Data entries
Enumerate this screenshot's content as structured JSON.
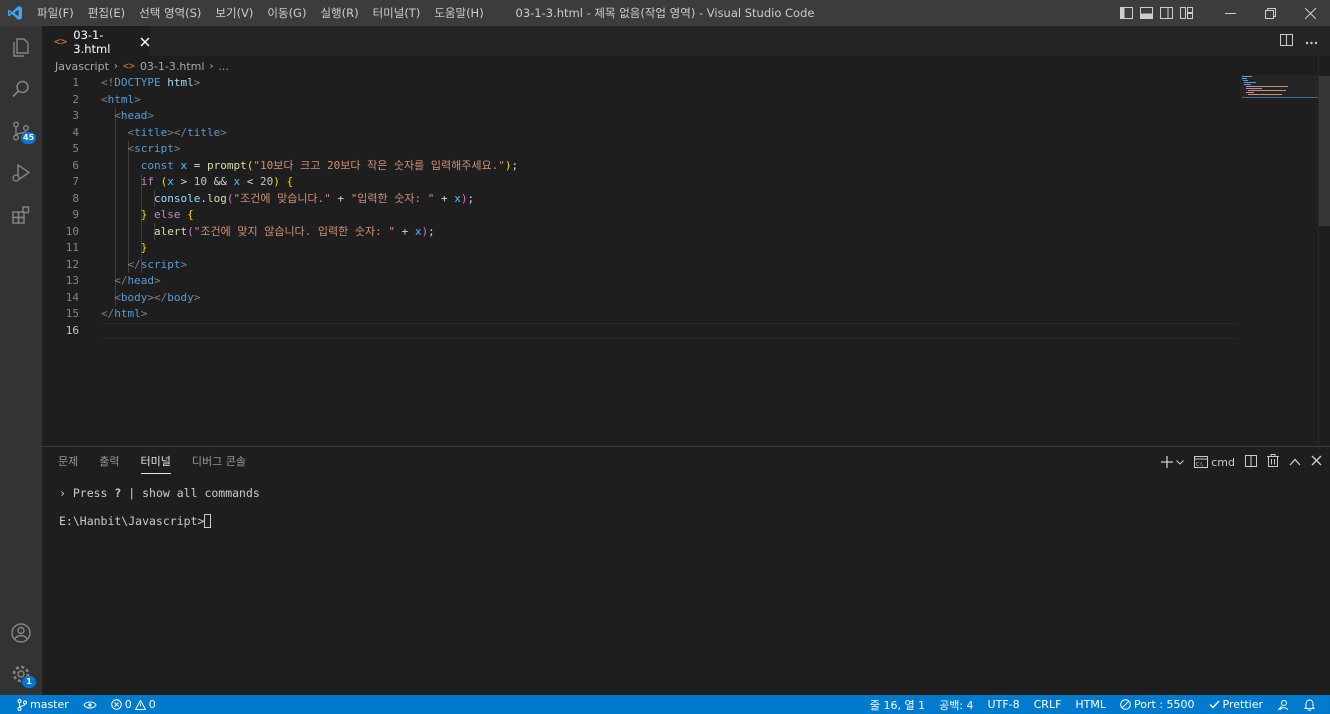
{
  "window": {
    "title": "03-1-3.html - 제목 없음(작업 영역) - Visual Studio Code"
  },
  "menu": [
    "파일(F)",
    "편집(E)",
    "선택 영역(S)",
    "보기(V)",
    "이동(G)",
    "실행(R)",
    "터미널(T)",
    "도움말(H)"
  ],
  "activity_bar": {
    "source_control_badge": "45",
    "settings_badge": "1",
    "icons": [
      "explorer-icon",
      "search-icon",
      "source-control-icon",
      "run-debug-icon",
      "extensions-icon",
      "account-icon",
      "settings-gear-icon"
    ]
  },
  "tab": {
    "label": "03-1-3.html"
  },
  "breadcrumb": {
    "folder": "Javascript",
    "file": "03-1-3.html",
    "more": "..."
  },
  "editor": {
    "line_numbers": [
      "1",
      "2",
      "3",
      "4",
      "5",
      "6",
      "7",
      "8",
      "9",
      "10",
      "11",
      "12",
      "13",
      "14",
      "15",
      "16"
    ],
    "active_line": 16
  },
  "panel": {
    "tabs": [
      "문제",
      "출력",
      "터미널",
      "디버그 콘솔"
    ],
    "active_tab": "터미널",
    "shell": "cmd",
    "hint_prefix": "› Press",
    "hint_key": "?",
    "hint_text": "| show all commands",
    "prompt": "E:\\Hanbit\\Javascript>"
  },
  "status": {
    "branch": "master",
    "errors": "0",
    "warnings": "0",
    "cursor": "줄 16, 열 1",
    "indent": "공백: 4",
    "encoding": "UTF-8",
    "eol": "CRLF",
    "language": "HTML",
    "port": "Port : 5500",
    "prettier": "Prettier"
  },
  "colors": {
    "statusbar": "#007acc",
    "titlebar": "#3c3c3c",
    "activitybar": "#333333",
    "editor_bg": "#1e1e1e",
    "badge": "#0078d4"
  }
}
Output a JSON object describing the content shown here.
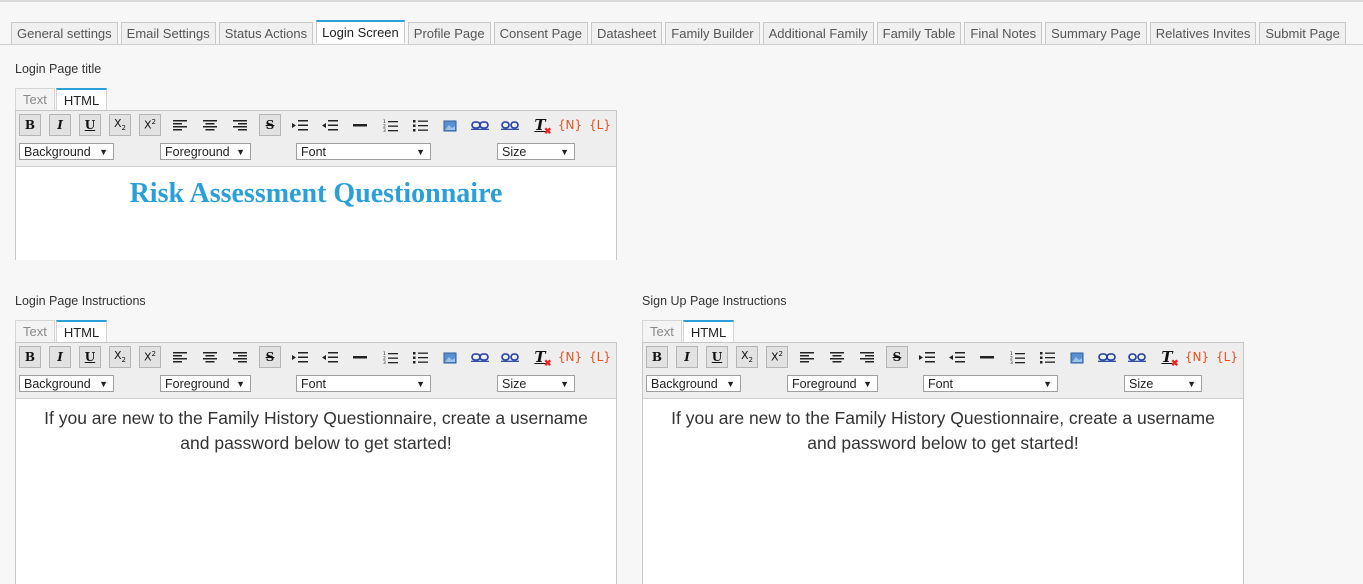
{
  "tabs": [
    {
      "label": "General settings",
      "active": false
    },
    {
      "label": "Email Settings",
      "active": false
    },
    {
      "label": "Status Actions",
      "active": false
    },
    {
      "label": "Login Screen",
      "active": true
    },
    {
      "label": "Profile Page",
      "active": false
    },
    {
      "label": "Consent Page",
      "active": false
    },
    {
      "label": "Datasheet",
      "active": false
    },
    {
      "label": "Family Builder",
      "active": false
    },
    {
      "label": "Additional Family",
      "active": false
    },
    {
      "label": "Family Table",
      "active": false
    },
    {
      "label": "Final Notes",
      "active": false
    },
    {
      "label": "Summary Page",
      "active": false
    },
    {
      "label": "Relatives Invites",
      "active": false
    },
    {
      "label": "Submit Page",
      "active": false
    }
  ],
  "toolbar": {
    "mode_text": "Text",
    "mode_html": "HTML",
    "bold": "B",
    "italic": "I",
    "underline": "U",
    "subscript": "X",
    "subscript_mark": "2",
    "superscript": "X",
    "superscript_mark": "2",
    "strike": "S",
    "clear_format": "T",
    "name_token": "{N}",
    "link_token": "{L}",
    "background": "Background",
    "foreground": "Foreground",
    "font": "Font",
    "size": "Size"
  },
  "login_title": {
    "label": "Login Page title",
    "content": "Risk Assessment Questionnaire"
  },
  "login_instructions": {
    "label": "Login Page Instructions",
    "content_line1": "If you are new to the Family History Questionnaire, create a username",
    "content_line2": "and password below to get started!"
  },
  "signup_instructions": {
    "label": "Sign Up Page Instructions",
    "content_line1": "If you are new to the Family History Questionnaire, create a username",
    "content_line2": "and password below to get started!"
  },
  "colors": {
    "accent": "#2a9fd8",
    "token": "#e8501e"
  }
}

TO DO >>
Copy every line above word for word and exclude the pictures.

FINISHED EXERCISE >>
Enumerate this screenshot's content as structured JSON.
{
  "window": {
    "title": "03-1-3.html - 제목 없음(작업 영역) - Visual Studio Code"
  },
  "menu": [
    "파일(F)",
    "편집(E)",
    "선택 영역(S)",
    "보기(V)",
    "이동(G)",
    "실행(R)",
    "터미널(T)",
    "도움말(H)"
  ],
  "activity_bar": {
    "source_control_badge": "45",
    "settings_badge": "1",
    "icons": [
      "explorer-icon",
      "search-icon",
      "source-control-icon",
      "run-debug-icon",
      "extensions-icon",
      "account-icon",
      "settings-gear-icon"
    ]
  },
  "tab": {
    "label": "03-1-3.html"
  },
  "breadcrumb": {
    "folder": "Javascript",
    "file": "03-1-3.html",
    "more": "..."
  },
  "editor": {
    "line_numbers": [
      "1",
      "2",
      "3",
      "4",
      "5",
      "6",
      "7",
      "8",
      "9",
      "10",
      "11",
      "12",
      "13",
      "14",
      "15",
      "16"
    ],
    "active_line": 16
  },
  "panel": {
    "tabs": [
      "문제",
      "출력",
      "터미널",
      "디버그 콘솔"
    ],
    "active_tab": "터미널",
    "shell": "cmd",
    "hint_prefix": "› Press",
    "hint_key": "?",
    "hint_text": "| show all commands",
    "prompt": "E:\\Hanbit\\Javascript>"
  },
  "status": {
    "branch": "master",
    "errors": "0",
    "warnings": "0",
    "cursor": "줄 16, 열 1",
    "indent": "공백: 4",
    "encoding": "UTF-8",
    "eol": "CRLF",
    "language": "HTML",
    "port": "Port : 5500",
    "prettier": "Prettier"
  },
  "colors": {
    "statusbar": "#007acc",
    "titlebar": "#3c3c3c",
    "activitybar": "#333333",
    "editor_bg": "#1e1e1e",
    "badge": "#0078d4"
  }
}
Output a JSON object describing the content shown here.
{
  "tabs": [
    {
      "label": "General settings",
      "active": false
    },
    {
      "label": "Email Settings",
      "active": false
    },
    {
      "label": "Status Actions",
      "active": false
    },
    {
      "label": "Login Screen",
      "active": true
    },
    {
      "label": "Profile Page",
      "active": false
    },
    {
      "label": "Consent Page",
      "active": false
    },
    {
      "label": "Datasheet",
      "active": false
    },
    {
      "label": "Family Builder",
      "active": false
    },
    {
      "label": "Additional Family",
      "active": false
    },
    {
      "label": "Family Table",
      "active": false
    },
    {
      "label": "Final Notes",
      "active": false
    },
    {
      "label": "Summary Page",
      "active": false
    },
    {
      "label": "Relatives Invites",
      "active": false
    },
    {
      "label": "Submit Page",
      "active": false
    }
  ],
  "toolbar": {
    "mode_text": "Text",
    "mode_html": "HTML",
    "bold": "B",
    "italic": "I",
    "underline": "U",
    "subscript": "X",
    "subscript_mark": "2",
    "superscript": "X",
    "superscript_mark": "2",
    "strike": "S",
    "clear_format": "T",
    "name_token": "{N}",
    "link_token": "{L}",
    "background": "Background",
    "foreground": "Foreground",
    "font": "Font",
    "size": "Size"
  },
  "login_title": {
    "label": "Login Page title",
    "content": "Risk Assessment Questionnaire"
  },
  "login_instructions": {
    "label": "Login Page Instructions",
    "content_line1": "If you are new to the Family History Questionnaire, create a username",
    "content_line2": "and password below to get started!"
  },
  "signup_instructions": {
    "label": "Sign Up Page Instructions",
    "content_line1": "If you are new to the Family History Questionnaire, create a username",
    "content_line2": "and password below to get started!"
  },
  "colors": {
    "accent": "#2a9fd8",
    "token": "#e8501e"
  }
}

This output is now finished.